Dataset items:
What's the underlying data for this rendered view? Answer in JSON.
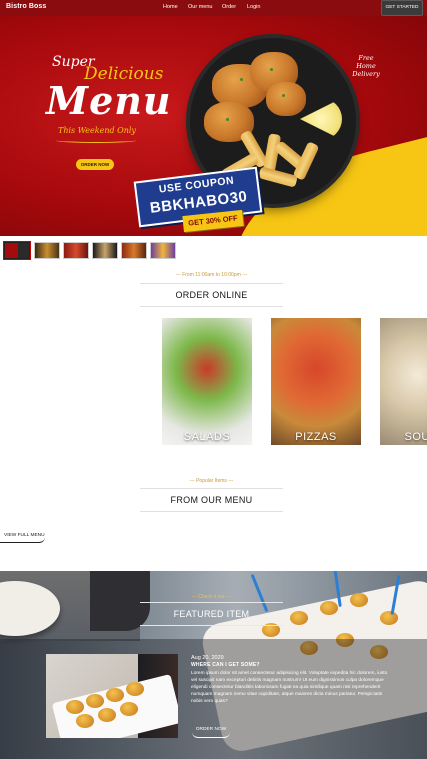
{
  "nav": {
    "brand": "Bistro Boss",
    "links": [
      "Home",
      "Our menu",
      "Order",
      "Login"
    ],
    "cta": "GET STARTED"
  },
  "hero": {
    "title_super": "Super",
    "title_delicious": "Delicious",
    "title_menu": "Menu",
    "title_weekend": "This Weekend Only",
    "order_button": "ORDER NOW",
    "free_delivery": "Free Home Delivery",
    "coupon_top": "USE COUPON",
    "coupon_code": "BBKHABO30",
    "discount": "GET 30% OFF",
    "slides": 6,
    "active_slide": 1
  },
  "order_online": {
    "subtitle": "--- From 11:00am to 10:00pm ---",
    "title": "ORDER ONLINE",
    "categories": [
      "SALADS",
      "PIZZAS",
      "SOUPS"
    ]
  },
  "our_menu": {
    "subtitle": "--- Popular Items ---",
    "title": "FROM OUR MENU",
    "view_full": "VIEW FULL MENU"
  },
  "featured": {
    "subtitle": "--- Check it out ---",
    "title": "FEATURED ITEM",
    "date": "Aug 20, 2029",
    "question": "WHERE CAN I GET SOME?",
    "body": "Lorem ipsum dolor sit amet consectetur adipisicing elit. Voluptate expedita hic dolorem, iusto vel suscipit nam excepturi debitis magnam nostrum! Ut eum dignissimos culpa doloremque eligendi consectetur blanditiis laboriosam fugiat ea quia similique quam nisi reprehenderit numquam magnam nemo vitae cupiditate, atque maiores dicta minus pariatur. Perspiciatis nobis vero quas?",
    "button": "ORDER NOW"
  },
  "colors": {
    "nav_bg": "#8a0c0f",
    "hero_red": "#a5090c",
    "accent_yellow": "#f7c614",
    "coupon_blue": "#1f3c8f",
    "gold_subtitle": "#c79a3a"
  }
}
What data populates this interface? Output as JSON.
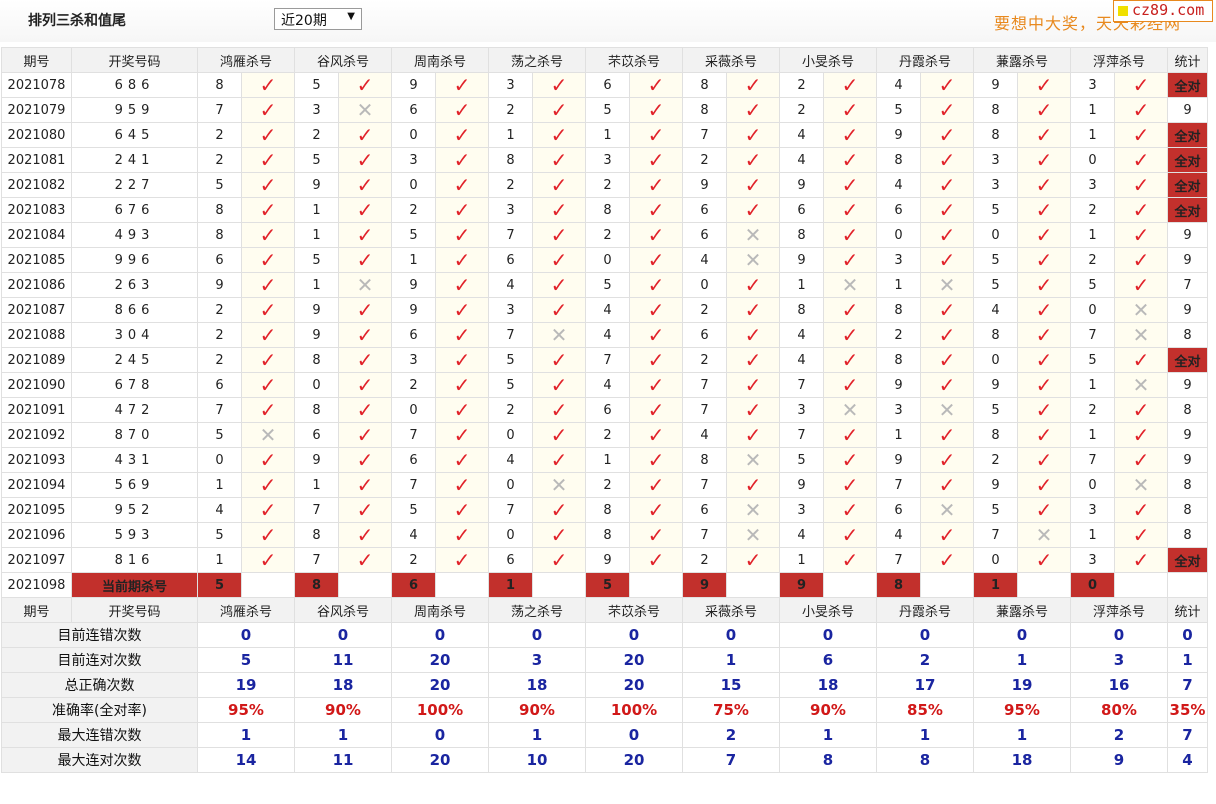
{
  "header": {
    "title": "排列三杀和值尾",
    "period_select": "近20期",
    "promo": "要想中大奖，天天彩经网",
    "logo": "cz89.com"
  },
  "columns": {
    "period": "期号",
    "numbers": "开奖号码",
    "experts": [
      "鸿雁杀号",
      "谷风杀号",
      "周南杀号",
      "荡之杀号",
      "芣苡杀号",
      "采薇杀号",
      "小旻杀号",
      "丹霞杀号",
      "蒹露杀号",
      "浮萍杀号"
    ],
    "stat": "统计"
  },
  "rows": [
    {
      "period": "2021078",
      "numbers": "686",
      "kills": [
        8,
        5,
        9,
        3,
        6,
        8,
        2,
        4,
        9,
        3
      ],
      "results": [
        1,
        1,
        1,
        1,
        1,
        1,
        1,
        1,
        1,
        1
      ],
      "stat": "全对"
    },
    {
      "period": "2021079",
      "numbers": "959",
      "kills": [
        7,
        3,
        6,
        2,
        5,
        8,
        2,
        5,
        8,
        1
      ],
      "results": [
        1,
        0,
        1,
        1,
        1,
        1,
        1,
        1,
        1,
        1
      ],
      "stat": "9"
    },
    {
      "period": "2021080",
      "numbers": "645",
      "kills": [
        2,
        2,
        0,
        1,
        1,
        7,
        4,
        9,
        8,
        1
      ],
      "results": [
        1,
        1,
        1,
        1,
        1,
        1,
        1,
        1,
        1,
        1
      ],
      "stat": "全对"
    },
    {
      "period": "2021081",
      "numbers": "241",
      "kills": [
        2,
        5,
        3,
        8,
        3,
        2,
        4,
        8,
        3,
        0
      ],
      "results": [
        1,
        1,
        1,
        1,
        1,
        1,
        1,
        1,
        1,
        1
      ],
      "stat": "全对"
    },
    {
      "period": "2021082",
      "numbers": "227",
      "kills": [
        5,
        9,
        0,
        2,
        2,
        9,
        9,
        4,
        3,
        3
      ],
      "results": [
        1,
        1,
        1,
        1,
        1,
        1,
        1,
        1,
        1,
        1
      ],
      "stat": "全对"
    },
    {
      "period": "2021083",
      "numbers": "676",
      "kills": [
        8,
        1,
        2,
        3,
        8,
        6,
        6,
        6,
        5,
        2
      ],
      "results": [
        1,
        1,
        1,
        1,
        1,
        1,
        1,
        1,
        1,
        1
      ],
      "stat": "全对"
    },
    {
      "period": "2021084",
      "numbers": "493",
      "kills": [
        8,
        1,
        5,
        7,
        2,
        6,
        8,
        0,
        0,
        1
      ],
      "results": [
        1,
        1,
        1,
        1,
        1,
        0,
        1,
        1,
        1,
        1
      ],
      "stat": "9"
    },
    {
      "period": "2021085",
      "numbers": "996",
      "kills": [
        6,
        5,
        1,
        6,
        0,
        4,
        9,
        3,
        5,
        2
      ],
      "results": [
        1,
        1,
        1,
        1,
        1,
        0,
        1,
        1,
        1,
        1
      ],
      "stat": "9"
    },
    {
      "period": "2021086",
      "numbers": "263",
      "kills": [
        9,
        1,
        9,
        4,
        5,
        0,
        1,
        1,
        5,
        5
      ],
      "results": [
        1,
        0,
        1,
        1,
        1,
        1,
        0,
        0,
        1,
        1
      ],
      "stat": "7"
    },
    {
      "period": "2021087",
      "numbers": "866",
      "kills": [
        2,
        9,
        9,
        3,
        4,
        2,
        8,
        8,
        4,
        0
      ],
      "results": [
        1,
        1,
        1,
        1,
        1,
        1,
        1,
        1,
        1,
        0
      ],
      "stat": "9"
    },
    {
      "period": "2021088",
      "numbers": "304",
      "kills": [
        2,
        9,
        6,
        7,
        4,
        6,
        4,
        2,
        8,
        7
      ],
      "results": [
        1,
        1,
        1,
        0,
        1,
        1,
        1,
        1,
        1,
        0
      ],
      "stat": "8"
    },
    {
      "period": "2021089",
      "numbers": "245",
      "kills": [
        2,
        8,
        3,
        5,
        7,
        2,
        4,
        8,
        0,
        5
      ],
      "results": [
        1,
        1,
        1,
        1,
        1,
        1,
        1,
        1,
        1,
        1
      ],
      "stat": "全对"
    },
    {
      "period": "2021090",
      "numbers": "678",
      "kills": [
        6,
        0,
        2,
        5,
        4,
        7,
        7,
        9,
        9,
        1
      ],
      "results": [
        1,
        1,
        1,
        1,
        1,
        1,
        1,
        1,
        1,
        0
      ],
      "stat": "9"
    },
    {
      "period": "2021091",
      "numbers": "472",
      "kills": [
        7,
        8,
        0,
        2,
        6,
        7,
        3,
        3,
        5,
        2
      ],
      "results": [
        1,
        1,
        1,
        1,
        1,
        1,
        0,
        0,
        1,
        1
      ],
      "stat": "8"
    },
    {
      "period": "2021092",
      "numbers": "870",
      "kills": [
        5,
        6,
        7,
        0,
        2,
        4,
        7,
        1,
        8,
        1
      ],
      "results": [
        0,
        1,
        1,
        1,
        1,
        1,
        1,
        1,
        1,
        1
      ],
      "stat": "9"
    },
    {
      "period": "2021093",
      "numbers": "431",
      "kills": [
        0,
        9,
        6,
        4,
        1,
        8,
        5,
        9,
        2,
        7
      ],
      "results": [
        1,
        1,
        1,
        1,
        1,
        0,
        1,
        1,
        1,
        1
      ],
      "stat": "9"
    },
    {
      "period": "2021094",
      "numbers": "569",
      "kills": [
        1,
        1,
        7,
        0,
        2,
        7,
        9,
        7,
        9,
        0
      ],
      "results": [
        1,
        1,
        1,
        0,
        1,
        1,
        1,
        1,
        1,
        0
      ],
      "stat": "8"
    },
    {
      "period": "2021095",
      "numbers": "952",
      "kills": [
        4,
        7,
        5,
        7,
        8,
        6,
        3,
        6,
        5,
        3
      ],
      "results": [
        1,
        1,
        1,
        1,
        1,
        0,
        1,
        0,
        1,
        1
      ],
      "stat": "8"
    },
    {
      "period": "2021096",
      "numbers": "593",
      "kills": [
        5,
        8,
        4,
        0,
        8,
        7,
        4,
        4,
        7,
        1
      ],
      "results": [
        1,
        1,
        1,
        1,
        1,
        0,
        1,
        1,
        0,
        1
      ],
      "stat": "8"
    },
    {
      "period": "2021097",
      "numbers": "816",
      "kills": [
        1,
        7,
        2,
        6,
        9,
        2,
        1,
        7,
        0,
        3
      ],
      "results": [
        1,
        1,
        1,
        1,
        1,
        1,
        1,
        1,
        1,
        1
      ],
      "stat": "全对"
    }
  ],
  "current": {
    "period": "2021098",
    "label": "当前期杀号",
    "kills": [
      5,
      8,
      6,
      1,
      5,
      9,
      9,
      8,
      1,
      0
    ]
  },
  "summary": [
    {
      "label": "目前连错次数",
      "values": [
        "0",
        "0",
        "0",
        "0",
        "0",
        "0",
        "0",
        "0",
        "0",
        "0"
      ],
      "stat": "0",
      "red": false
    },
    {
      "label": "目前连对次数",
      "values": [
        "5",
        "11",
        "20",
        "3",
        "20",
        "1",
        "6",
        "2",
        "1",
        "3"
      ],
      "stat": "1",
      "red": false
    },
    {
      "label": "总正确次数",
      "values": [
        "19",
        "18",
        "20",
        "18",
        "20",
        "15",
        "18",
        "17",
        "19",
        "16"
      ],
      "stat": "7",
      "red": false
    },
    {
      "label": "准确率(全对率)",
      "values": [
        "95%",
        "90%",
        "100%",
        "90%",
        "100%",
        "75%",
        "90%",
        "85%",
        "95%",
        "80%"
      ],
      "stat": "35%",
      "red": true
    },
    {
      "label": "最大连错次数",
      "values": [
        "1",
        "1",
        "0",
        "1",
        "0",
        "2",
        "1",
        "1",
        "1",
        "2"
      ],
      "stat": "7",
      "red": false
    },
    {
      "label": "最大连对次数",
      "values": [
        "14",
        "11",
        "20",
        "10",
        "20",
        "7",
        "8",
        "8",
        "18",
        "9"
      ],
      "stat": "4",
      "red": false
    }
  ],
  "icons": {
    "correct": "check-icon",
    "wrong": "cross-icon"
  },
  "colors": {
    "accent_red": "#c2302c",
    "check_red": "#e1222a",
    "summary_blue": "#1a25a0",
    "promo_orange": "#e8891e"
  }
}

Instructions for the task: Look for "What" and pull out every line that has it.

Correct result:
What's the underlying data for this rendered view? Answer in JSON.
What data populates this interface? Output as JSON.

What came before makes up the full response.